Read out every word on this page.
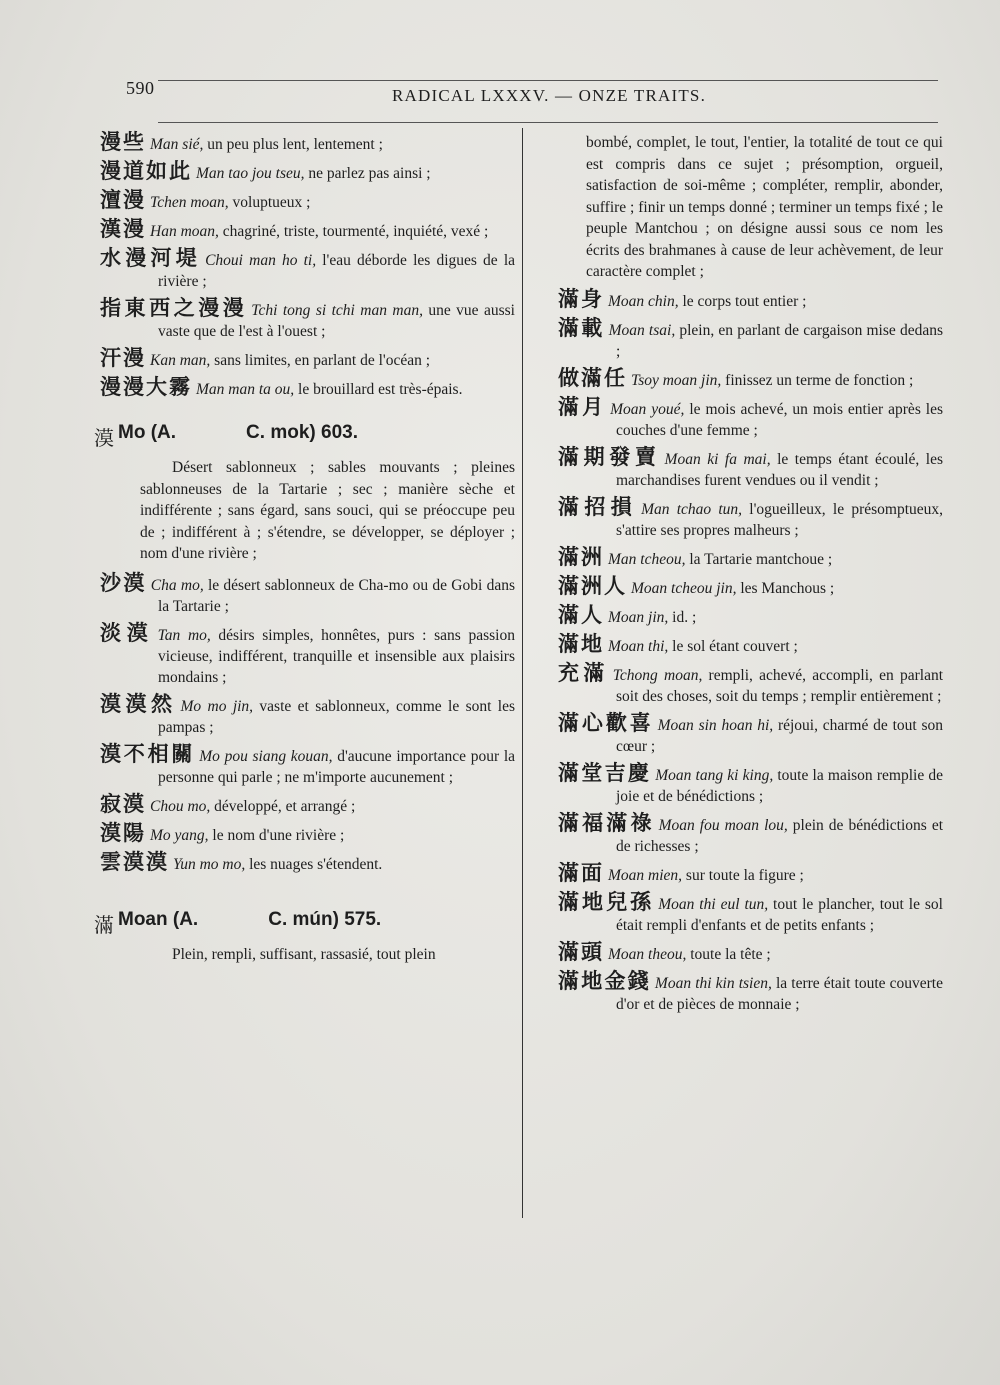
590	RADICAL LXXXV. — ONZE TRAITS.
漫些 Man sié, un peu plus lent, lentement ;
漫道如此 Man tao jou tseu, ne parlez pas ainsi ;
澶漫 Tchen moan, voluptueux ;
漢漫 Han moan, chagriné, triste, tourmenté, inquiété, vexé ;
水漫河堤 Choui man ho ti, l'eau déborde les digues de la rivière ;
指東西之漫漫 Tchi tong si tchi man man, une vue aussi vaste que de l'est à l'ouest ;
汗漫 Kan man, sans limites, en parlant de l'océan ;
漫漫大霧 Man man ta ou, le brouillard est très-épais.
漠 Mo (A.	C. mok) 603.
Désert sablonneux ; sables mouvants ; pleines sablonneuses de la Tartarie ; sec ; manière sèche et indifférente ; sans égard, sans souci, qui se préoccupe peu de ; indifférent à ; s'étendre, se développer, se déployer ; nom d'une rivière ;
沙漠 Cha mo, le désert sablonneux de Cha-mo ou de Gobi dans la Tartarie ;
淡漠 Tan mo, désirs simples, honnêtes, purs : sans passion vicieuse, indifférent, tranquille et insensible aux plaisirs mondains ;
漠漠然 Mo mo jin, vaste et sablonneux, comme le sont les pampas ;
漠不相關 Mo pou siang kouan, d'aucune importance pour la personne qui parle ; ne m'importe aucunement ;
寂漠 Chou mo, développé, et arrangé ;
漠陽 Mo yang, le nom d'une rivière ;
雲漠漠 Yun mo mo, les nuages s'étendent.
滿 Moan (A.	C. mún) 575.
Plein, rempli, suffisant, rassasié, tout plein
bombé, complet, le tout, l'entier, la totalité de tout ce qui est compris dans ce sujet ; présomption, orgueil, satisfaction de soi-même ; compléter, remplir, abonder, suffire ; finir un temps donné ; terminer un temps fixé ; le peuple Mantchou ; on désigne aussi sous ce nom les écrits des brahmanes à cause de leur achèvement, de leur caractère complet ;
滿身 Moan chin, le corps tout entier ;
滿載 Moan tsai, plein, en parlant de cargaison mise dedans ;
做滿任 Tsoy moan jin, finissez un terme de fonction ;
滿月 Moan youé, le mois achevé, un mois entier après les couches d'une femme ;
滿期發賣 Moan ki fa mai, le temps étant écoulé, les marchandises furent vendues ou il vendit ;
滿招損 Man tchao tun, l'ogueilleux, le présomptueux, s'attire ses propres malheurs ;
滿洲 Man tcheou, la Tartarie mantchoue ;
滿洲人 Moan tcheou jin, les Manchous ;
滿人 Moan jin, id. ;
滿地 Moan thi, le sol étant couvert ;
充滿 Tchong moan, rempli, achevé, accompli, en parlant soit des choses, soit du temps ; remplir entièrement ;
滿心歡喜 Moan sin hoan hi, réjoui, charmé de tout son cœur ;
滿堂吉慶 Moan tang ki king, toute la maison remplie de joie et de bénédictions ;
滿福滿祿 Moan fou moan lou, plein de bénédictions et de richesses ;
滿面 Moan mien, sur toute la figure ;
滿地兒孫 Moan thi eul tun, tout le plancher, tout le sol était rempli d'enfants et de petits enfants ;
滿頭 Moan theou, toute la tête ;
滿地金錢 Moan thi kin tsien, la terre était toute couverte d'or et de pièces de monnaie ;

• Instructions for the task
Pick out, from the lines above, every one that contains the string "temps".

• Answer
bombé, complet, le tout, l'entier, la totalité de tout ce qui est compris dans ce sujet ; présomption, orgueil, satisfaction de soi-même ; compléter, remplir, abonder, suffire ; finir un temps donné ; terminer un temps fixé ; le peuple Mantchou ; on désigne aussi sous ce nom les écrits des brahmanes à cause de leur achèvement, de leur caractère complet ;
滿期發賣 Moan ki fa mai, le temps étant écoulé, les marchandises furent vendues ou il vendit ;
充滿 Tchong moan, rempli, achevé, accompli, en parlant soit des choses, soit du temps ; remplir entièrement ;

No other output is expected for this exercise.